Instructions for the task: List each line of the data that holds the string "mind", please.
— START Provided records —
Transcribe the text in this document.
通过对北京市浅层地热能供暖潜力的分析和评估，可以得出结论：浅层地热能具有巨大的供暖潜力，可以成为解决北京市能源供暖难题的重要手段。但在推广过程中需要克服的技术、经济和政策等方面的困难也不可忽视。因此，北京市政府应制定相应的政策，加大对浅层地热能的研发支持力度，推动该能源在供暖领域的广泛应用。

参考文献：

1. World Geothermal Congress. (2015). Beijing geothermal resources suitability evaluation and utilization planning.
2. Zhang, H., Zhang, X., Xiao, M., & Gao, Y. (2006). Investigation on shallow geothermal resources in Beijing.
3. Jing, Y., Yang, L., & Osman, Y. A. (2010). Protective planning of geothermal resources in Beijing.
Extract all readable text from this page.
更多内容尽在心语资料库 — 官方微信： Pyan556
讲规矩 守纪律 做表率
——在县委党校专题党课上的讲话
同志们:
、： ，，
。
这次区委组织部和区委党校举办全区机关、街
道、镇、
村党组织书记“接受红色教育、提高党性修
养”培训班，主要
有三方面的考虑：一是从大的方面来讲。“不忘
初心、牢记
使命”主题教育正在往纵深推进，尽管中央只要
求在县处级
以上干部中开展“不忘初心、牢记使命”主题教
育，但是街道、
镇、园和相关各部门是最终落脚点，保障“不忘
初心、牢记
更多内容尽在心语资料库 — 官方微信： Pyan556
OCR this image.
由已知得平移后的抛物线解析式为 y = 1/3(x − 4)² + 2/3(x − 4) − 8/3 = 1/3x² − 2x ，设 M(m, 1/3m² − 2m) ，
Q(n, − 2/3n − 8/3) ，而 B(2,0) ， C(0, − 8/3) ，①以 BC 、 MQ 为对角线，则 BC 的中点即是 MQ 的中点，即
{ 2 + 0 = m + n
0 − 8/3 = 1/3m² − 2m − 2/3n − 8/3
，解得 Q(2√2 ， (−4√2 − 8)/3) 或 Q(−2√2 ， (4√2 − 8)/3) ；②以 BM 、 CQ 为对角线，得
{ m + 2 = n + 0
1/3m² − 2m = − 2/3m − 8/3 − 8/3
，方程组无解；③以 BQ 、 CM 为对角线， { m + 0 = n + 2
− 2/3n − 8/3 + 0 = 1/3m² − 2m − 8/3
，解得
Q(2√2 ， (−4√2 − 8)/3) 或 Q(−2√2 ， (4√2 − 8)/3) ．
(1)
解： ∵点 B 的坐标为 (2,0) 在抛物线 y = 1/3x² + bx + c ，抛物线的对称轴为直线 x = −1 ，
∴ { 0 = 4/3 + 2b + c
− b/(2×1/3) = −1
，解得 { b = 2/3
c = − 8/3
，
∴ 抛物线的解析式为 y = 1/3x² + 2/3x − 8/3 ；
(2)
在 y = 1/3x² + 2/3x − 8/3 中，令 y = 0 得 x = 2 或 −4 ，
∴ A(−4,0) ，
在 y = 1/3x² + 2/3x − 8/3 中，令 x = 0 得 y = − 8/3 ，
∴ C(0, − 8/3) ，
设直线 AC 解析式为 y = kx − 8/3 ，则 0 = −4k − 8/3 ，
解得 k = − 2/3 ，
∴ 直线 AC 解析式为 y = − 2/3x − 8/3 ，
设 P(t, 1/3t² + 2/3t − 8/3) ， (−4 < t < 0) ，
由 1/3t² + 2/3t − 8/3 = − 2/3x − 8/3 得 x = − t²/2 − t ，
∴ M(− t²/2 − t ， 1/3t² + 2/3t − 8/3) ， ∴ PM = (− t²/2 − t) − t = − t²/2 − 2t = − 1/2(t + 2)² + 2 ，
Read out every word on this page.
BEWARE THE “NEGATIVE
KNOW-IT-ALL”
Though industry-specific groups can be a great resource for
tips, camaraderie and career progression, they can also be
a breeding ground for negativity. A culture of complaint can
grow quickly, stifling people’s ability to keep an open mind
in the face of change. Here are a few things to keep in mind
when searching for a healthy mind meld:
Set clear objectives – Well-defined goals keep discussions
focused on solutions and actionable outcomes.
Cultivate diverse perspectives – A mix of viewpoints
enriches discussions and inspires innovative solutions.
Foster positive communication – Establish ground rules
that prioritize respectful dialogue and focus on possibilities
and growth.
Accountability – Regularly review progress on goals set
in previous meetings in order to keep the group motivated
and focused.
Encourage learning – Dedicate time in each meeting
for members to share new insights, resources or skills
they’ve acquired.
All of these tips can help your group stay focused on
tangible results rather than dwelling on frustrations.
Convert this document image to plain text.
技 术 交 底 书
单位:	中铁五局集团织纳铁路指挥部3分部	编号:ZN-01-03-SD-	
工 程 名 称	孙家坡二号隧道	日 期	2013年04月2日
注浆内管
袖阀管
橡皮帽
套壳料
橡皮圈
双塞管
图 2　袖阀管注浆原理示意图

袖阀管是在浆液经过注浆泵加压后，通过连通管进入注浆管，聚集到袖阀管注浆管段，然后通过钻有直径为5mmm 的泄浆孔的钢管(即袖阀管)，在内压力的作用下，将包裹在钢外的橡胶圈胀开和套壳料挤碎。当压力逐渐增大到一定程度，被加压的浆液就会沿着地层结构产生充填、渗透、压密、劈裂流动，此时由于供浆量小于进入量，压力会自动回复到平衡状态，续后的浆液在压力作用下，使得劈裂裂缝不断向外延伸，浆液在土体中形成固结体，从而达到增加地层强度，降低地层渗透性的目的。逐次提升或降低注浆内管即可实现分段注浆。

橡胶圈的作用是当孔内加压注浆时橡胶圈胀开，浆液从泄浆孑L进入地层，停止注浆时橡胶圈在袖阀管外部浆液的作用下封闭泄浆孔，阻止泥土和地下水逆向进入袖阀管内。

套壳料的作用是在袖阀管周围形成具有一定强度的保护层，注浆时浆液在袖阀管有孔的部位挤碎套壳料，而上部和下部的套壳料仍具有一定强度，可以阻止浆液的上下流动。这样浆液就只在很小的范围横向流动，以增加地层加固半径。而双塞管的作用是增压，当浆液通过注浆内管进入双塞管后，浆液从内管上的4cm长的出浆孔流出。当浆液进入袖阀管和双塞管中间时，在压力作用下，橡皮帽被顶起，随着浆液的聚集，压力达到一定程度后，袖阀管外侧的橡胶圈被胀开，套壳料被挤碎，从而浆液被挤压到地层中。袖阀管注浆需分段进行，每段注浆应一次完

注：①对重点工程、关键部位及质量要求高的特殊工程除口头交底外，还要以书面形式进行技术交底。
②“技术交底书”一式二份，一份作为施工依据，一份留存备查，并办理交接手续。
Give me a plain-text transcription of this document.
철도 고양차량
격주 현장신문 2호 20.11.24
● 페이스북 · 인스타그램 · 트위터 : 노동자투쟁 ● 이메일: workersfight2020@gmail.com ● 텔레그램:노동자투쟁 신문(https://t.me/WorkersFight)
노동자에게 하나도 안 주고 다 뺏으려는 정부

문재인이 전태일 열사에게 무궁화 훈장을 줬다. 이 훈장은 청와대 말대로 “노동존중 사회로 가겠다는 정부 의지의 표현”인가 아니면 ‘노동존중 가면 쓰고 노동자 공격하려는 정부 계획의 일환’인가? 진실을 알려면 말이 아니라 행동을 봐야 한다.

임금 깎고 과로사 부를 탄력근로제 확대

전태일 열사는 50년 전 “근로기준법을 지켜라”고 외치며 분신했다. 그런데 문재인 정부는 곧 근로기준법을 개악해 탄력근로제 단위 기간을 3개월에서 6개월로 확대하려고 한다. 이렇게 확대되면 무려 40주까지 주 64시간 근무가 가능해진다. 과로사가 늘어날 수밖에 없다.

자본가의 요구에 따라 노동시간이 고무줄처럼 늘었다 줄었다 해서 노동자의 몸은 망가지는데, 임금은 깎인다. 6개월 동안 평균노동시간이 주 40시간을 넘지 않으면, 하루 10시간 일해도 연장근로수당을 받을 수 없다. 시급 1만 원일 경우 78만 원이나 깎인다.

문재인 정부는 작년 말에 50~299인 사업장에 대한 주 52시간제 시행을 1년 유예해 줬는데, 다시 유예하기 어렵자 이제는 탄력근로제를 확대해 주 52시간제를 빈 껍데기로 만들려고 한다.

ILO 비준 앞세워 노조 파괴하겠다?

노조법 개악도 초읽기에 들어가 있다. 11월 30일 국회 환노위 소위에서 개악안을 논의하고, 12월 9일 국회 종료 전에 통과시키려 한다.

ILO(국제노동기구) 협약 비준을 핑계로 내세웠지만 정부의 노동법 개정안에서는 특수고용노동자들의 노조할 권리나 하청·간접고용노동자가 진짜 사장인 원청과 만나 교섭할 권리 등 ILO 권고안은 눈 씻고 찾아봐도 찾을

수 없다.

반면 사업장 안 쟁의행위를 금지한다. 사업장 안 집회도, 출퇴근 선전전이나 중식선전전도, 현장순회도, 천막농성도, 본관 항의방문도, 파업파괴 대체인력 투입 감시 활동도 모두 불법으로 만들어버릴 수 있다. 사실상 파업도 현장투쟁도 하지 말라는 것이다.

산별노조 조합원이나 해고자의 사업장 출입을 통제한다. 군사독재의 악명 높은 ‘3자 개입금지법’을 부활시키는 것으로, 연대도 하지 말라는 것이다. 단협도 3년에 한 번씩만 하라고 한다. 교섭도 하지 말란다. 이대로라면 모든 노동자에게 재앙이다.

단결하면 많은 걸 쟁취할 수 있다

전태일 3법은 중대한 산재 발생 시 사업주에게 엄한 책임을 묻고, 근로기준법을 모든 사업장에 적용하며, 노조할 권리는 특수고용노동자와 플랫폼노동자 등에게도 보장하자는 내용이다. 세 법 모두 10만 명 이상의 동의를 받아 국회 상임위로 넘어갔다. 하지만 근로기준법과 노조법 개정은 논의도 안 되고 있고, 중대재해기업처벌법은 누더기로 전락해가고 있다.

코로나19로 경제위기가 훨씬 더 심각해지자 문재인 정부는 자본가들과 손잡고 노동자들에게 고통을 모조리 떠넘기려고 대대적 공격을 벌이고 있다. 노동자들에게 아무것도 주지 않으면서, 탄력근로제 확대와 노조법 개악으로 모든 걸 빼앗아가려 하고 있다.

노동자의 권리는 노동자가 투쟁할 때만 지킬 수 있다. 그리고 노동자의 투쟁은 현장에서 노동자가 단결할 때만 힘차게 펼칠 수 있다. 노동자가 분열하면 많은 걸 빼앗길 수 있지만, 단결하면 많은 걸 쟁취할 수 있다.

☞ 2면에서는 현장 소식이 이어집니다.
— END Provided records —
Response for this exercise:
grow quickly, stifling people’s ability to keep an open mind
in the face of change. Here are a few things to keep in mind
when searching for a healthy mind meld:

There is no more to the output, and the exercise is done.